• [What to work on]: Write out the whole listing, matching it exactly.

[Stored records]
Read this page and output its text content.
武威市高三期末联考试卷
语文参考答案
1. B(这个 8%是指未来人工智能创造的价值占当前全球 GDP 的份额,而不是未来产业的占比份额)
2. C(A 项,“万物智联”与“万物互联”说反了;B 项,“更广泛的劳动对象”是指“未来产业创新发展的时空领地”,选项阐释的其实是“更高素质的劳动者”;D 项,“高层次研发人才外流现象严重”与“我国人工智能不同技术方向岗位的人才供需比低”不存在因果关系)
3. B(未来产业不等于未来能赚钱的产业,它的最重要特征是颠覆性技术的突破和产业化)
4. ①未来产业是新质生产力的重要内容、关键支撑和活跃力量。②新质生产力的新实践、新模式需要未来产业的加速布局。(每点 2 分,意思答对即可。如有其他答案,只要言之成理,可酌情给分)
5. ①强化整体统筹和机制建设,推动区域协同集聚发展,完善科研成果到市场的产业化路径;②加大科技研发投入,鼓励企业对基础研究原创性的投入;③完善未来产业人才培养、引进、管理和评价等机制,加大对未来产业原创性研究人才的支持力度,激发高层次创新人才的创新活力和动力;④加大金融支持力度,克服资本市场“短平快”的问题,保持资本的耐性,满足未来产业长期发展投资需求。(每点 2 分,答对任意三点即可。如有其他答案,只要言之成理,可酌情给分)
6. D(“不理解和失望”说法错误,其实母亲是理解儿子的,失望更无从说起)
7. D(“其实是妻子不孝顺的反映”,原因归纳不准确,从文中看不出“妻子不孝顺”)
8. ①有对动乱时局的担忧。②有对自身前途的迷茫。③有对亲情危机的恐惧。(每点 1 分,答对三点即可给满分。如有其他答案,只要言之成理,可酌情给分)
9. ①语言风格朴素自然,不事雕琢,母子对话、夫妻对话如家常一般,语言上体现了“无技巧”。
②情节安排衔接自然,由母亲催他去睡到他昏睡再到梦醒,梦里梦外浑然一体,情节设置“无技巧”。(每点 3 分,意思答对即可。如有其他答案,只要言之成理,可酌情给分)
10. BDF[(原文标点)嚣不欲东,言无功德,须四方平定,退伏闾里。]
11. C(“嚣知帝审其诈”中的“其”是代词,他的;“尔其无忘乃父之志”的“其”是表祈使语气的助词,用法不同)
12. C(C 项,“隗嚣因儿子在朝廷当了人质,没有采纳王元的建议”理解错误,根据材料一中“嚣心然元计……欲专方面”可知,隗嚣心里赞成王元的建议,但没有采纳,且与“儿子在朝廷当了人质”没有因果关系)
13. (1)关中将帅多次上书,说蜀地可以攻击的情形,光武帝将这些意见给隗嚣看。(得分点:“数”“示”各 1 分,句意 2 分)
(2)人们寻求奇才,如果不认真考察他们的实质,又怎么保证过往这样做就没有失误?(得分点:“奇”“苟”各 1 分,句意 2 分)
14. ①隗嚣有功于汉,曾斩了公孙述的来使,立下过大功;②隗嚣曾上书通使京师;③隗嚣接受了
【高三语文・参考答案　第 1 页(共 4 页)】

• [Result below]:
Read this page and output its text content.
武威市高三期末联考试卷
语文参考答案
1. B(这个 8%是指未来人工智能创造的价值占当前全球 GDP 的份额,而不是未来产业的占比份额)
2. C(A 项,“万物智联”与“万物互联”说反了;B 项,“更广泛的劳动对象”是指“未来产业创新发展的时空领地”,选项阐释的其实是“更高素质的劳动者”;D 项,“高层次研发人才外流现象严重”与“我国人工智能不同技术方向岗位的人才供需比低”不存在因果关系)
3. B(未来产业不等于未来能赚钱的产业,它的最重要特征是颠覆性技术的突破和产业化)
4. ①未来产业是新质生产力的重要内容、关键支撑和活跃力量。②新质生产力的新实践、新模式需要未来产业的加速布局。(每点 2 分,意思答对即可。如有其他答案,只要言之成理,可酌情给分)
5. ①强化整体统筹和机制建设,推动区域协同集聚发展,完善科研成果到市场的产业化路径;②加大科技研发投入,鼓励企业对基础研究原创性的投入;③完善未来产业人才培养、引进、管理和评价等机制,加大对未来产业原创性研究人才的支持力度,激发高层次创新人才的创新活力和动力;④加大金融支持力度,克服资本市场“短平快”的问题,保持资本的耐性,满足未来产业长期发展投资需求。(每点 2 分,答对任意三点即可。如有其他答案,只要言之成理,可酌情给分)
6. D(“不理解和失望”说法错误,其实母亲是理解儿子的,失望更无从说起)
7. D(“其实是妻子不孝顺的反映”,原因归纳不准确,从文中看不出“妻子不孝顺”)
8. ①有对动乱时局的担忧。②有对自身前途的迷茫。③有对亲情危机的恐惧。(每点 1 分,答对三点即可给满分。如有其他答案,只要言之成理,可酌情给分)
9. ①语言风格朴素自然,不事雕琢,母子对话、夫妻对话如家常一般,语言上体现了“无技巧”。
②情节安排衔接自然,由母亲催他去睡到他昏睡再到梦醒,梦里梦外浑然一体,情节设置“无技巧”。(每点 3 分,意思答对即可。如有其他答案,只要言之成理,可酌情给分)
10. BDF[(原文标点)嚣不欲东,言无功德,须四方平定,退伏闾里。]
11. C(“嚣知帝审其诈”中的“其”是代词,他的;“尔其无忘乃父之志”的“其”是表祈使语气的助词,用法不同)
12. C(C 项,“隗嚣因儿子在朝廷当了人质,没有采纳王元的建议”理解错误,根据材料一中“嚣心然元计……欲专方面”可知,隗嚣心里赞成王元的建议,但没有采纳,且与“儿子在朝廷当了人质”没有因果关系)
13. (1)关中将帅多次上书,说蜀地可以攻击的情形,光武帝将这些意见给隗嚣看。(得分点:“数”“示”各 1 分,句意 2 分)
(2)人们寻求奇才,如果不认真考察他们的实质,又怎么保证过往这样做就没有失误?(得分点:“奇”“苟”各 1 分,句意 2 分)
14. ①隗嚣有功于汉,曾斩了公孙述的来使,立下过大功;②隗嚣曾上书通使京师;③隗嚣接受了
【高三语文・参考答案　第 1 页(共 4 页)】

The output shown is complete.